**Required task:**
Reproduce word for word the lines of the records below, starting at the line that contains "683, 1321, 721]" and ending at the line that contains "687, 1321, 717]", with both of those lines included.

===== Listing =====

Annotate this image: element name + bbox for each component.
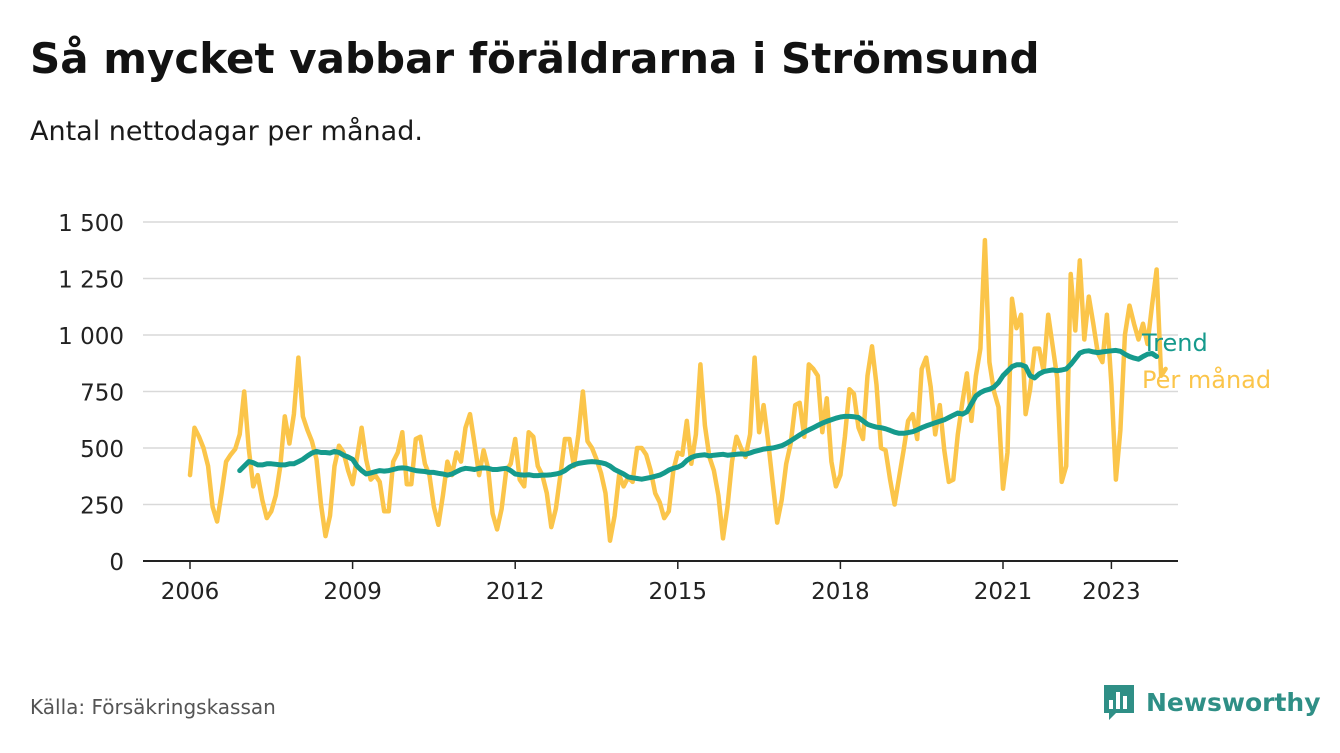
brand-logo[interactable]: Newsworthy	[1102, 683, 1321, 721]
series-lines	[187, 237, 1168, 543]
y-tick-label: 1 500	[58, 211, 124, 237]
y-tick-label: 750	[80, 381, 124, 407]
x-tick-label: 2021	[974, 579, 1033, 605]
y-tick-label: 500	[80, 437, 124, 463]
series-label-per-manad: Per månad	[1142, 365, 1271, 394]
x-tick-label: 2023	[1082, 579, 1141, 605]
page-subtitle: Antal nettodagar per månad.	[30, 116, 423, 147]
y-axis-ticks: 0 250 500 750 1 000 1 250 1 500	[58, 211, 124, 576]
y-tick-label: 0	[109, 550, 124, 576]
series-line-per-manad	[187, 237, 1168, 543]
x-tick-label: 2018	[811, 579, 870, 605]
series-label-trend: Trend	[1141, 329, 1208, 357]
x-tick-label: 2009	[323, 579, 382, 605]
y-tick-label: 250	[80, 494, 124, 520]
x-tick-label: 2015	[649, 579, 708, 605]
brand-name: Newsworthy	[1146, 687, 1321, 717]
y-tick-label: 1 250	[58, 268, 124, 294]
y-tick-label: 1 000	[58, 324, 124, 350]
x-tick-label: 2006	[161, 579, 220, 605]
page-title: Så mycket vabbar föräldrarna i Strömsund	[30, 34, 1040, 83]
series-line-trend	[237, 347, 1160, 482]
x-axis-ticks: 2006 2009 2012 2015 2018 2021 2023	[143, 560, 1178, 605]
x-tick-label: 2012	[486, 579, 545, 605]
bar-chart-speech-bubble-icon	[1104, 685, 1134, 720]
series-labels: Trend Per månad	[1141, 329, 1271, 394]
source-note: Källa: Försäkringskassan	[30, 695, 276, 719]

=====

**Correct answer:**
brand-logo[interactable]: Newsworthy	[1102, 683, 1321, 721]
series-lines	[187, 237, 1168, 543]
y-tick-label: 1 500	[58, 211, 124, 237]
y-tick-label: 750	[80, 381, 124, 407]
x-tick-label: 2021	[974, 579, 1033, 605]
y-tick-label: 500	[80, 437, 124, 463]
series-label-per-manad: Per månad	[1142, 365, 1271, 394]
x-tick-label: 2023	[1082, 579, 1141, 605]
page-subtitle: Antal nettodagar per månad.	[30, 116, 423, 147]
y-axis-ticks: 0 250 500 750 1 000 1 250 1 500	[58, 211, 124, 576]
y-tick-label: 0	[109, 550, 124, 576]
series-line-per-manad	[187, 237, 1168, 543]
x-tick-label: 2018	[811, 579, 870, 605]
series-label-trend: Trend	[1141, 329, 1208, 357]
x-tick-label: 2009	[323, 579, 382, 605]
y-tick-label: 250	[80, 494, 124, 520]
x-tick-label: 2015	[649, 579, 708, 605]
brand-name: Newsworthy	[1146, 687, 1321, 717]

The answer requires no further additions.